__Exercise__.
Skip the pictures. Transcribe the rest of the data below without changing a word.

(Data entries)
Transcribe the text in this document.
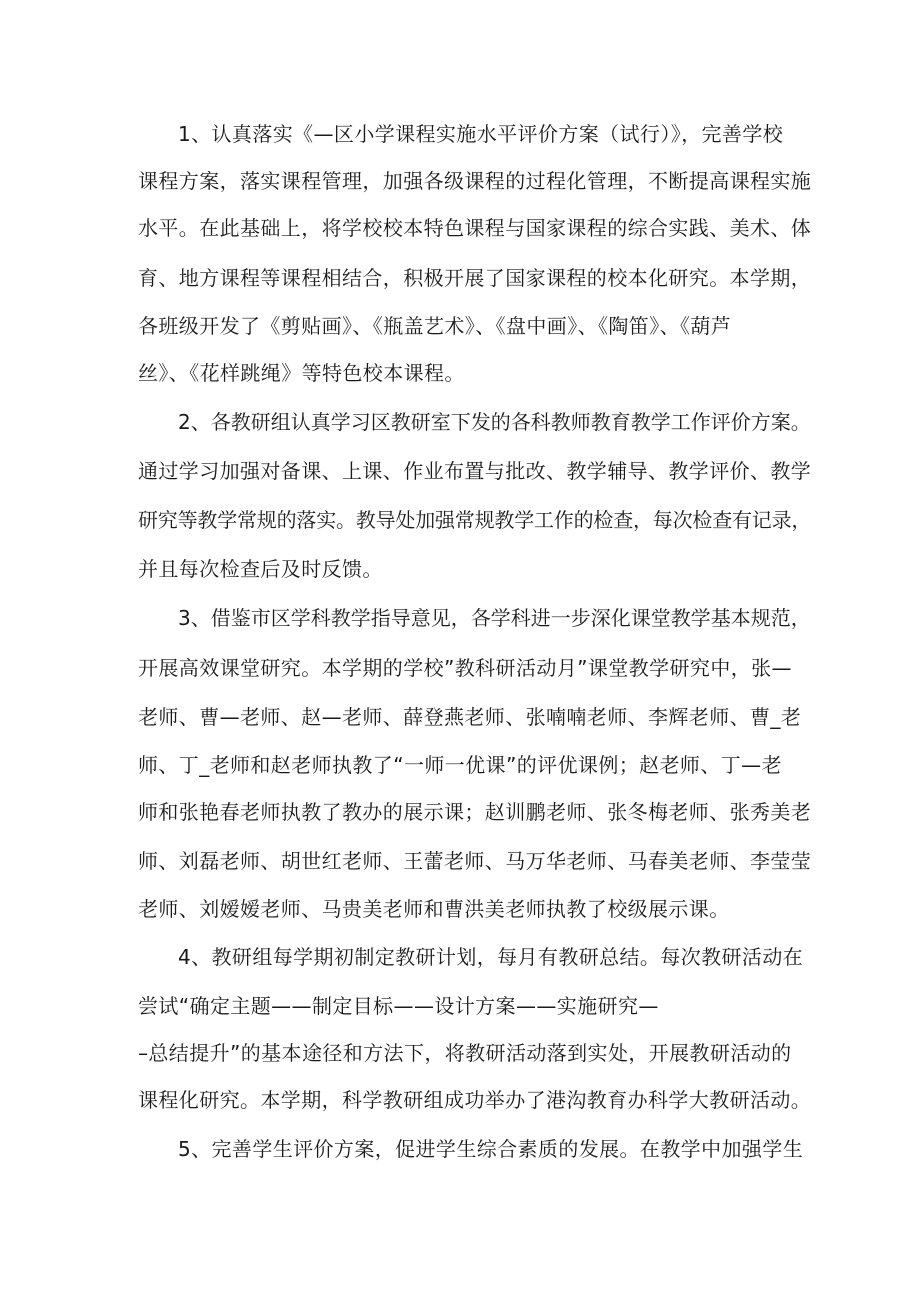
1、认真落实《—区小学课程实施水平评价方案（试行）》，完善学校

课程方案，落实课程管理，加强各级课程的过程化管理，不断提高课程实施

水平。在此基础上，将学校校本特色课程与国家课程的综合实践、美术、体

育、地方课程等课程相结合，积极开展了国家课程的校本化研究。本学期，

各班级开发了《剪贴画》、《瓶盖艺术》、《盘中画》、《陶笛》、《葫芦

丝》、《花样跳绳》等特色校本课程。

2、各教研组认真学习区教研室下发的各科教师教育教学工作评价方案。

通过学习加强对备课、上课、作业布置与批改、教学辅导、教学评价、教学

研究等教学常规的落实。教导处加强常规教学工作的检查，每次检查有记录，

并且每次检查后及时反馈。

3、借鉴市区学科教学指导意见，各学科进一步深化课堂教学基本规范，

开展高效课堂研究。本学期的学校”教科研活动月”课堂教学研究中，张—

老师、曹—老师、赵—老师、薛登燕老师、张喃喃老师、李辉老师、曹_老

师、丁_老师和赵老师执教了“一师一优课”的评优课例；赵老师、丁—老

师和张艳春老师执教了教办的展示课；赵训鹏老师、张冬梅老师、张秀美老

师、刘磊老师、胡世红老师、王蕾老师、马万华老师、马春美老师、李莹莹

老师、刘嫒嫒老师、马贵美老师和曹洪美老师执教了校级展示课。

4、教研组每学期初制定教研计划，每月有教研总结。每次教研活动在

尝试“确定主题——制定目标——设计方案——实施研究—

–总结提升”的基本途径和方法下，将教研活动落到实处，开展教研活动的

课程化研究。本学期，科学教研组成功举办了港沟教育办科学大教研活动。

5、完善学生评价方案，促进学生综合素质的发展。在教学中加强学生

__Reply__.
Transcribe the text in this document.
1、认真落实《—区小学课程实施水平评价方案（试行）》，完善学校

课程方案，落实课程管理，加强各级课程的过程化管理，不断提高课程实施

水平。在此基础上，将学校校本特色课程与国家课程的综合实践、美术、体

育、地方课程等课程相结合，积极开展了国家课程的校本化研究。本学期，

各班级开发了《剪贴画》、《瓶盖艺术》、《盘中画》、《陶笛》、《葫芦

丝》、《花样跳绳》等特色校本课程。

2、各教研组认真学习区教研室下发的各科教师教育教学工作评价方案。

通过学习加强对备课、上课、作业布置与批改、教学辅导、教学评价、教学

研究等教学常规的落实。教导处加强常规教学工作的检查，每次检查有记录，

并且每次检查后及时反馈。

3、借鉴市区学科教学指导意见，各学科进一步深化课堂教学基本规范，

开展高效课堂研究。本学期的学校”教科研活动月”课堂教学研究中，张—

老师、曹—老师、赵—老师、薛登燕老师、张喃喃老师、李辉老师、曹_老

师、丁_老师和赵老师执教了“一师一优课”的评优课例；赵老师、丁—老

师和张艳春老师执教了教办的展示课；赵训鹏老师、张冬梅老师、张秀美老

师、刘磊老师、胡世红老师、王蕾老师、马万华老师、马春美老师、李莹莹

老师、刘嫒嫒老师、马贵美老师和曹洪美老师执教了校级展示课。

4、教研组每学期初制定教研计划，每月有教研总结。每次教研活动在

尝试“确定主题——制定目标——设计方案——实施研究—

–总结提升”的基本途径和方法下，将教研活动落到实处，开展教研活动的

课程化研究。本学期，科学教研组成功举办了港沟教育办科学大教研活动。

5、完善学生评价方案，促进学生综合素质的发展。在教学中加强学生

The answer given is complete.